Directions: Extract the listing below in full, unchanged.

(Entries with figure data)
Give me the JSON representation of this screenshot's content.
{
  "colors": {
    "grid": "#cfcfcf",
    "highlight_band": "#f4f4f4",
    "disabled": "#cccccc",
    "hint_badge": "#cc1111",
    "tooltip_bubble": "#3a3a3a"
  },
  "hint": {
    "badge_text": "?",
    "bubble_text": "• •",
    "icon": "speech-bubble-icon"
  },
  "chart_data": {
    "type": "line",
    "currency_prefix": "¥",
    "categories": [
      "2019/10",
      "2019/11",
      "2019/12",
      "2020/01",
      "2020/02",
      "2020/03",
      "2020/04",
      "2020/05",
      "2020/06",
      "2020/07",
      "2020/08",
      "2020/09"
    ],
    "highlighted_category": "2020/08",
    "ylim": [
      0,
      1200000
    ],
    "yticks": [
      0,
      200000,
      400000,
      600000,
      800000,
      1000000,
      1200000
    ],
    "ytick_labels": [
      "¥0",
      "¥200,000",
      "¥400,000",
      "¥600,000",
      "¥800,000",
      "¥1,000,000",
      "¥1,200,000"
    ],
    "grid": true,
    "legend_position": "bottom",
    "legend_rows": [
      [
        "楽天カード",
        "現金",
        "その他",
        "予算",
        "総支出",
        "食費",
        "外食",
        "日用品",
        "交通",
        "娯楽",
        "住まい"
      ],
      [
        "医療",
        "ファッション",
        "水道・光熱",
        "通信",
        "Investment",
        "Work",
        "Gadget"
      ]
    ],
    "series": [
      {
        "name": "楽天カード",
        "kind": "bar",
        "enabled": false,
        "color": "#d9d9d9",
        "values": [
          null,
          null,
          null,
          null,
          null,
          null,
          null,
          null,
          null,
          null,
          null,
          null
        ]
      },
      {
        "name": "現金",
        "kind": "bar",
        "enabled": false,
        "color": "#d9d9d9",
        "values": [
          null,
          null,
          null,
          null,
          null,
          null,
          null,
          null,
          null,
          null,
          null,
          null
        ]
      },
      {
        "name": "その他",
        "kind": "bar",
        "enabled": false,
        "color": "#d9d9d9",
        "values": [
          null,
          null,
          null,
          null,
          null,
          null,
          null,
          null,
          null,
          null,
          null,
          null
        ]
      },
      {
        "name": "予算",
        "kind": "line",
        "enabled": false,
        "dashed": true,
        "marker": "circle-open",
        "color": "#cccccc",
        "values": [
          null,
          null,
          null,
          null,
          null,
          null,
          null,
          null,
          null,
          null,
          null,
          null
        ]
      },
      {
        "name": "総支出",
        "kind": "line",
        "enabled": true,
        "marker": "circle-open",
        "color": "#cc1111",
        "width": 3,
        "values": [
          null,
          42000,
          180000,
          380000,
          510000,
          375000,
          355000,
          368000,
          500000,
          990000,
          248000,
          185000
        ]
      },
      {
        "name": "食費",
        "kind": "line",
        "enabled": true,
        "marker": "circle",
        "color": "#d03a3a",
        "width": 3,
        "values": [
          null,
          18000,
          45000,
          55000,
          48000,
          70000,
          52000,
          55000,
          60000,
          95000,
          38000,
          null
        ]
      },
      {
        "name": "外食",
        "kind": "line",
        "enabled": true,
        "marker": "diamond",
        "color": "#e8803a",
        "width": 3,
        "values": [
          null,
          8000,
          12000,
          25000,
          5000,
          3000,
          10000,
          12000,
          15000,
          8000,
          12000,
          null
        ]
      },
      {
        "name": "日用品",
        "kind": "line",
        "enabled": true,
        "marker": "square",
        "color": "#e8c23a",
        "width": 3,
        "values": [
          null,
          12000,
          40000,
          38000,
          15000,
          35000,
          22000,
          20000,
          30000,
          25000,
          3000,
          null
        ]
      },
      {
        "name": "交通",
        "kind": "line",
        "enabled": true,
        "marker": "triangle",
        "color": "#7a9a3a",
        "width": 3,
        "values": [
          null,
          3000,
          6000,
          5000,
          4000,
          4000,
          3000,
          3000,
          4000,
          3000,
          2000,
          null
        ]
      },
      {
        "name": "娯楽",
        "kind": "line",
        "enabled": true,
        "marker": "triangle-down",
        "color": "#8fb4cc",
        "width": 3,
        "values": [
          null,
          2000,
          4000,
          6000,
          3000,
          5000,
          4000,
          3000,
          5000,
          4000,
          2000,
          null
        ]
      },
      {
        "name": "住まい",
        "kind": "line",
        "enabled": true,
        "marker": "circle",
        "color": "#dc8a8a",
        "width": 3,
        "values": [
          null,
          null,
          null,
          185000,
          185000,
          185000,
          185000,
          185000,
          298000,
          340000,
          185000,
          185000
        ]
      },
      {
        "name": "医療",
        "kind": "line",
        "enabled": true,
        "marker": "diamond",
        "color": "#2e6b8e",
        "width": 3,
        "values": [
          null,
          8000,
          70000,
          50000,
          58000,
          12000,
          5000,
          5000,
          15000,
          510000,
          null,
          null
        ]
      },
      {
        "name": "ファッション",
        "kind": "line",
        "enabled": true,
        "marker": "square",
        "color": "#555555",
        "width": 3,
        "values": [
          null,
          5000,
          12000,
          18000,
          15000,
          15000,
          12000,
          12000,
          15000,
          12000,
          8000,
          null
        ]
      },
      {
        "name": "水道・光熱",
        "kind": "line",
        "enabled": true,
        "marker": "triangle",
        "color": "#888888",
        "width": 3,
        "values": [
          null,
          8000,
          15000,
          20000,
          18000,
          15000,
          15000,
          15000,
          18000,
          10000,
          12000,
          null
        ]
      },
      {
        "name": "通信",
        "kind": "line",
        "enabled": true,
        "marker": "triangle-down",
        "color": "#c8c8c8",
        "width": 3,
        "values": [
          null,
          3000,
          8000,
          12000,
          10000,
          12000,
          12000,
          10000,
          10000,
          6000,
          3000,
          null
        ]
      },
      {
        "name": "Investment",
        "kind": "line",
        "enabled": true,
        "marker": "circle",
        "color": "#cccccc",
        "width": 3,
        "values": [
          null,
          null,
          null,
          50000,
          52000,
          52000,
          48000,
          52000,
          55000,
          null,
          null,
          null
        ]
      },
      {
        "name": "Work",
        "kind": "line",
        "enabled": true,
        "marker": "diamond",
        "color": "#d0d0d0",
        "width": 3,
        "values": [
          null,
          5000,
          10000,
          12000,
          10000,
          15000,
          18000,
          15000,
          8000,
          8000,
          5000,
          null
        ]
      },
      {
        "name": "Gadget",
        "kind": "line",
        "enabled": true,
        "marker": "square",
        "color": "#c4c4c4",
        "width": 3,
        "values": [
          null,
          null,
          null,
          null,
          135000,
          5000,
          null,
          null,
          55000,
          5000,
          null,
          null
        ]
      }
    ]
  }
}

Answer for this exercise:
Give me the JSON representation of this screenshot's content.
{
  "colors": {
    "grid": "#cfcfcf",
    "highlight_band": "#f4f4f4",
    "disabled": "#cccccc",
    "hint_badge": "#cc1111",
    "tooltip_bubble": "#3a3a3a"
  },
  "hint": {
    "badge_text": "?",
    "bubble_text": "• •",
    "icon": "speech-bubble-icon"
  },
  "chart_data": {
    "type": "line",
    "currency_prefix": "¥",
    "categories": [
      "2019/10",
      "2019/11",
      "2019/12",
      "2020/01",
      "2020/02",
      "2020/03",
      "2020/04",
      "2020/05",
      "2020/06",
      "2020/07",
      "2020/08",
      "2020/09"
    ],
    "highlighted_category": "2020/08",
    "ylim": [
      0,
      1200000
    ],
    "yticks": [
      0,
      200000,
      400000,
      600000,
      800000,
      1000000,
      1200000
    ],
    "ytick_labels": [
      "¥0",
      "¥200,000",
      "¥400,000",
      "¥600,000",
      "¥800,000",
      "¥1,000,000",
      "¥1,200,000"
    ],
    "grid": true,
    "legend_position": "bottom",
    "legend_rows": [
      [
        "楽天カード",
        "現金",
        "その他",
        "予算",
        "総支出",
        "食費",
        "外食",
        "日用品",
        "交通",
        "娯楽",
        "住まい"
      ],
      [
        "医療",
        "ファッション",
        "水道・光熱",
        "通信",
        "Investment",
        "Work",
        "Gadget"
      ]
    ],
    "series": [
      {
        "name": "楽天カード",
        "kind": "bar",
        "enabled": false,
        "color": "#d9d9d9",
        "values": [
          null,
          null,
          null,
          null,
          null,
          null,
          null,
          null,
          null,
          null,
          null,
          null
        ]
      },
      {
        "name": "現金",
        "kind": "bar",
        "enabled": false,
        "color": "#d9d9d9",
        "values": [
          null,
          null,
          null,
          null,
          null,
          null,
          null,
          null,
          null,
          null,
          null,
          null
        ]
      },
      {
        "name": "その他",
        "kind": "bar",
        "enabled": false,
        "color": "#d9d9d9",
        "values": [
          null,
          null,
          null,
          null,
          null,
          null,
          null,
          null,
          null,
          null,
          null,
          null
        ]
      },
      {
        "name": "予算",
        "kind": "line",
        "enabled": false,
        "dashed": true,
        "marker": "circle-open",
        "color": "#cccccc",
        "values": [
          null,
          null,
          null,
          null,
          null,
          null,
          null,
          null,
          null,
          null,
          null,
          null
        ]
      },
      {
        "name": "総支出",
        "kind": "line",
        "enabled": true,
        "marker": "circle-open",
        "color": "#cc1111",
        "width": 3,
        "values": [
          null,
          42000,
          180000,
          380000,
          510000,
          375000,
          355000,
          368000,
          500000,
          990000,
          248000,
          185000
        ]
      },
      {
        "name": "食費",
        "kind": "line",
        "enabled": true,
        "marker": "circle",
        "color": "#d03a3a",
        "width": 3,
        "values": [
          null,
          18000,
          45000,
          55000,
          48000,
          70000,
          52000,
          55000,
          60000,
          95000,
          38000,
          null
        ]
      },
      {
        "name": "外食",
        "kind": "line",
        "enabled": true,
        "marker": "diamond",
        "color": "#e8803a",
        "width": 3,
        "values": [
          null,
          8000,
          12000,
          25000,
          5000,
          3000,
          10000,
          12000,
          15000,
          8000,
          12000,
          null
        ]
      },
      {
        "name": "日用品",
        "kind": "line",
        "enabled": true,
        "marker": "square",
        "color": "#e8c23a",
        "width": 3,
        "values": [
          null,
          12000,
          40000,
          38000,
          15000,
          35000,
          22000,
          20000,
          30000,
          25000,
          3000,
          null
        ]
      },
      {
        "name": "交通",
        "kind": "line",
        "enabled": true,
        "marker": "triangle",
        "color": "#7a9a3a",
        "width": 3,
        "values": [
          null,
          3000,
          6000,
          5000,
          4000,
          4000,
          3000,
          3000,
          4000,
          3000,
          2000,
          null
        ]
      },
      {
        "name": "娯楽",
        "kind": "line",
        "enabled": true,
        "marker": "triangle-down",
        "color": "#8fb4cc",
        "width": 3,
        "values": [
          null,
          2000,
          4000,
          6000,
          3000,
          5000,
          4000,
          3000,
          5000,
          4000,
          2000,
          null
        ]
      },
      {
        "name": "住まい",
        "kind": "line",
        "enabled": true,
        "marker": "circle",
        "color": "#dc8a8a",
        "width": 3,
        "values": [
          null,
          null,
          null,
          185000,
          185000,
          185000,
          185000,
          185000,
          298000,
          340000,
          185000,
          185000
        ]
      },
      {
        "name": "医療",
        "kind": "line",
        "enabled": true,
        "marker": "diamond",
        "color": "#2e6b8e",
        "width": 3,
        "values": [
          null,
          8000,
          70000,
          50000,
          58000,
          12000,
          5000,
          5000,
          15000,
          510000,
          null,
          null
        ]
      },
      {
        "name": "ファッション",
        "kind": "line",
        "enabled": true,
        "marker": "square",
        "color": "#555555",
        "width": 3,
        "values": [
          null,
          5000,
          12000,
          18000,
          15000,
          15000,
          12000,
          12000,
          15000,
          12000,
          8000,
          null
        ]
      },
      {
        "name": "水道・光熱",
        "kind": "line",
        "enabled": true,
        "marker": "triangle",
        "color": "#888888",
        "width": 3,
        "values": [
          null,
          8000,
          15000,
          20000,
          18000,
          15000,
          15000,
          15000,
          18000,
          10000,
          12000,
          null
        ]
      },
      {
        "name": "通信",
        "kind": "line",
        "enabled": true,
        "marker": "triangle-down",
        "color": "#c8c8c8",
        "width": 3,
        "values": [
          null,
          3000,
          8000,
          12000,
          10000,
          12000,
          12000,
          10000,
          10000,
          6000,
          3000,
          null
        ]
      },
      {
        "name": "Investment",
        "kind": "line",
        "enabled": true,
        "marker": "circle",
        "color": "#cccccc",
        "width": 3,
        "values": [
          null,
          null,
          null,
          50000,
          52000,
          52000,
          48000,
          52000,
          55000,
          null,
          null,
          null
        ]
      },
      {
        "name": "Work",
        "kind": "line",
        "enabled": true,
        "marker": "diamond",
        "color": "#d0d0d0",
        "width": 3,
        "values": [
          null,
          5000,
          10000,
          12000,
          10000,
          15000,
          18000,
          15000,
          8000,
          8000,
          5000,
          null
        ]
      },
      {
        "name": "Gadget",
        "kind": "line",
        "enabled": true,
        "marker": "square",
        "color": "#c4c4c4",
        "width": 3,
        "values": [
          null,
          null,
          null,
          null,
          135000,
          5000,
          null,
          null,
          55000,
          5000,
          null,
          null
        ]
      }
    ]
  }
}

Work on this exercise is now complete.